▶ Required work: Every record below should be printed exactly as it appears.

▶ Supplied material:
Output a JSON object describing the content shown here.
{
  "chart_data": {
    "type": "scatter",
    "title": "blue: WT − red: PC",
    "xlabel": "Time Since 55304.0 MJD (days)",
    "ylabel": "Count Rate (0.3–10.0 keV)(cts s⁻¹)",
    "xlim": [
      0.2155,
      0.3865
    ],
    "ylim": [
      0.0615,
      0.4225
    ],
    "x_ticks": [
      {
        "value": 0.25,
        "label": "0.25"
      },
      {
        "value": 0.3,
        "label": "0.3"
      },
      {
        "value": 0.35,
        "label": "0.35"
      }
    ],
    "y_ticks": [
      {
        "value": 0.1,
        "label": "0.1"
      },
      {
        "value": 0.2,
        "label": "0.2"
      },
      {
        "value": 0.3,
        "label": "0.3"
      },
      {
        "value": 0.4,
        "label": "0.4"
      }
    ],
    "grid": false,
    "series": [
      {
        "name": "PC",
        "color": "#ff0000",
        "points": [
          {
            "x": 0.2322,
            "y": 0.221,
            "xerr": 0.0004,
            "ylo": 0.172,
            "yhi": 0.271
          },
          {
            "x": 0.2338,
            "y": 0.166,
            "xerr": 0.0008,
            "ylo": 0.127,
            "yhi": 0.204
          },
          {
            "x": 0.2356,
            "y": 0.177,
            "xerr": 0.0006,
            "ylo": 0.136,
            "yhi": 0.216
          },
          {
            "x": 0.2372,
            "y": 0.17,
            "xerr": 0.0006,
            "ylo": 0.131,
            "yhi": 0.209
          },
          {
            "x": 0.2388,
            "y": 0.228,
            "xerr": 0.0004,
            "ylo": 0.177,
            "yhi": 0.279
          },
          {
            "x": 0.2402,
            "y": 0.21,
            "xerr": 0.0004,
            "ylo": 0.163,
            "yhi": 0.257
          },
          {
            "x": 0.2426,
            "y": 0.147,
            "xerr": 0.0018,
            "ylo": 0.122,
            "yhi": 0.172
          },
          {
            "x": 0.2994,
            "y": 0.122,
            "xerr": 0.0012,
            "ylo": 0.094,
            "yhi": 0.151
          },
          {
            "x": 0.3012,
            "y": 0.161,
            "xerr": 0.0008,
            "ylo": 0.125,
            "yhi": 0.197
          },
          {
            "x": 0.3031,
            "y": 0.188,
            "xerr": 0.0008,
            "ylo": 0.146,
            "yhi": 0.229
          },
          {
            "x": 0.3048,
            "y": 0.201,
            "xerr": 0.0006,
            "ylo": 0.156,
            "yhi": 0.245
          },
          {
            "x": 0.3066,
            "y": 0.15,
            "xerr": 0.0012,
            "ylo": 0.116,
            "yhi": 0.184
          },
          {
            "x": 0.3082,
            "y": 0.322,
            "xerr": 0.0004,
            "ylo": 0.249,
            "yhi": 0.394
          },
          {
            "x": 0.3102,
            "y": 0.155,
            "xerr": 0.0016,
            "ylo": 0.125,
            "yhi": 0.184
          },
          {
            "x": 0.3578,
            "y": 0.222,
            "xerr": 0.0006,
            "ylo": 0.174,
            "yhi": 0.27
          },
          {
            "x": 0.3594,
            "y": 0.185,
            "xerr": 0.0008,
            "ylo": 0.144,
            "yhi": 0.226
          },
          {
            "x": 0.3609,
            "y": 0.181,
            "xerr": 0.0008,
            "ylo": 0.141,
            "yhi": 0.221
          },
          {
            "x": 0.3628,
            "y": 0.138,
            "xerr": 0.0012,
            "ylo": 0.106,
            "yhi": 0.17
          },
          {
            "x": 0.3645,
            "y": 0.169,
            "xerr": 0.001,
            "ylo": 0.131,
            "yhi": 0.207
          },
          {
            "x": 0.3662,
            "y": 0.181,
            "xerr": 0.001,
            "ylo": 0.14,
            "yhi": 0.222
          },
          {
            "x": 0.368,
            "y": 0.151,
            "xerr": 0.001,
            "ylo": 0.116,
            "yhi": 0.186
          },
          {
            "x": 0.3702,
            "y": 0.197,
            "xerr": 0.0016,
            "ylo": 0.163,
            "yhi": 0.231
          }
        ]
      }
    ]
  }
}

▶ Response to the task:
Output a JSON object describing the content shown here.
{
  "chart_data": {
    "type": "scatter",
    "title": "blue: WT − red: PC",
    "xlabel": "Time Since 55304.0 MJD (days)",
    "ylabel": "Count Rate (0.3–10.0 keV)(cts s⁻¹)",
    "xlim": [
      0.2155,
      0.3865
    ],
    "ylim": [
      0.0615,
      0.4225
    ],
    "x_ticks": [
      {
        "value": 0.25,
        "label": "0.25"
      },
      {
        "value": 0.3,
        "label": "0.3"
      },
      {
        "value": 0.35,
        "label": "0.35"
      }
    ],
    "y_ticks": [
      {
        "value": 0.1,
        "label": "0.1"
      },
      {
        "value": 0.2,
        "label": "0.2"
      },
      {
        "value": 0.3,
        "label": "0.3"
      },
      {
        "value": 0.4,
        "label": "0.4"
      }
    ],
    "grid": false,
    "series": [
      {
        "name": "PC",
        "color": "#ff0000",
        "points": [
          {
            "x": 0.2322,
            "y": 0.221,
            "xerr": 0.0004,
            "ylo": 0.172,
            "yhi": 0.271
          },
          {
            "x": 0.2338,
            "y": 0.166,
            "xerr": 0.0008,
            "ylo": 0.127,
            "yhi": 0.204
          },
          {
            "x": 0.2356,
            "y": 0.177,
            "xerr": 0.0006,
            "ylo": 0.136,
            "yhi": 0.216
          },
          {
            "x": 0.2372,
            "y": 0.17,
            "xerr": 0.0006,
            "ylo": 0.131,
            "yhi": 0.209
          },
          {
            "x": 0.2388,
            "y": 0.228,
            "xerr": 0.0004,
            "ylo": 0.177,
            "yhi": 0.279
          },
          {
            "x": 0.2402,
            "y": 0.21,
            "xerr": 0.0004,
            "ylo": 0.163,
            "yhi": 0.257
          },
          {
            "x": 0.2426,
            "y": 0.147,
            "xerr": 0.0018,
            "ylo": 0.122,
            "yhi": 0.172
          },
          {
            "x": 0.2994,
            "y": 0.122,
            "xerr": 0.0012,
            "ylo": 0.094,
            "yhi": 0.151
          },
          {
            "x": 0.3012,
            "y": 0.161,
            "xerr": 0.0008,
            "ylo": 0.125,
            "yhi": 0.197
          },
          {
            "x": 0.3031,
            "y": 0.188,
            "xerr": 0.0008,
            "ylo": 0.146,
            "yhi": 0.229
          },
          {
            "x": 0.3048,
            "y": 0.201,
            "xerr": 0.0006,
            "ylo": 0.156,
            "yhi": 0.245
          },
          {
            "x": 0.3066,
            "y": 0.15,
            "xerr": 0.0012,
            "ylo": 0.116,
            "yhi": 0.184
          },
          {
            "x": 0.3082,
            "y": 0.322,
            "xerr": 0.0004,
            "ylo": 0.249,
            "yhi": 0.394
          },
          {
            "x": 0.3102,
            "y": 0.155,
            "xerr": 0.0016,
            "ylo": 0.125,
            "yhi": 0.184
          },
          {
            "x": 0.3578,
            "y": 0.222,
            "xerr": 0.0006,
            "ylo": 0.174,
            "yhi": 0.27
          },
          {
            "x": 0.3594,
            "y": 0.185,
            "xerr": 0.0008,
            "ylo": 0.144,
            "yhi": 0.226
          },
          {
            "x": 0.3609,
            "y": 0.181,
            "xerr": 0.0008,
            "ylo": 0.141,
            "yhi": 0.221
          },
          {
            "x": 0.3628,
            "y": 0.138,
            "xerr": 0.0012,
            "ylo": 0.106,
            "yhi": 0.17
          },
          {
            "x": 0.3645,
            "y": 0.169,
            "xerr": 0.001,
            "ylo": 0.131,
            "yhi": 0.207
          },
          {
            "x": 0.3662,
            "y": 0.181,
            "xerr": 0.001,
            "ylo": 0.14,
            "yhi": 0.222
          },
          {
            "x": 0.368,
            "y": 0.151,
            "xerr": 0.001,
            "ylo": 0.116,
            "yhi": 0.186
          },
          {
            "x": 0.3702,
            "y": 0.197,
            "xerr": 0.0016,
            "ylo": 0.163,
            "yhi": 0.231
          }
        ]
      }
    ]
  }
}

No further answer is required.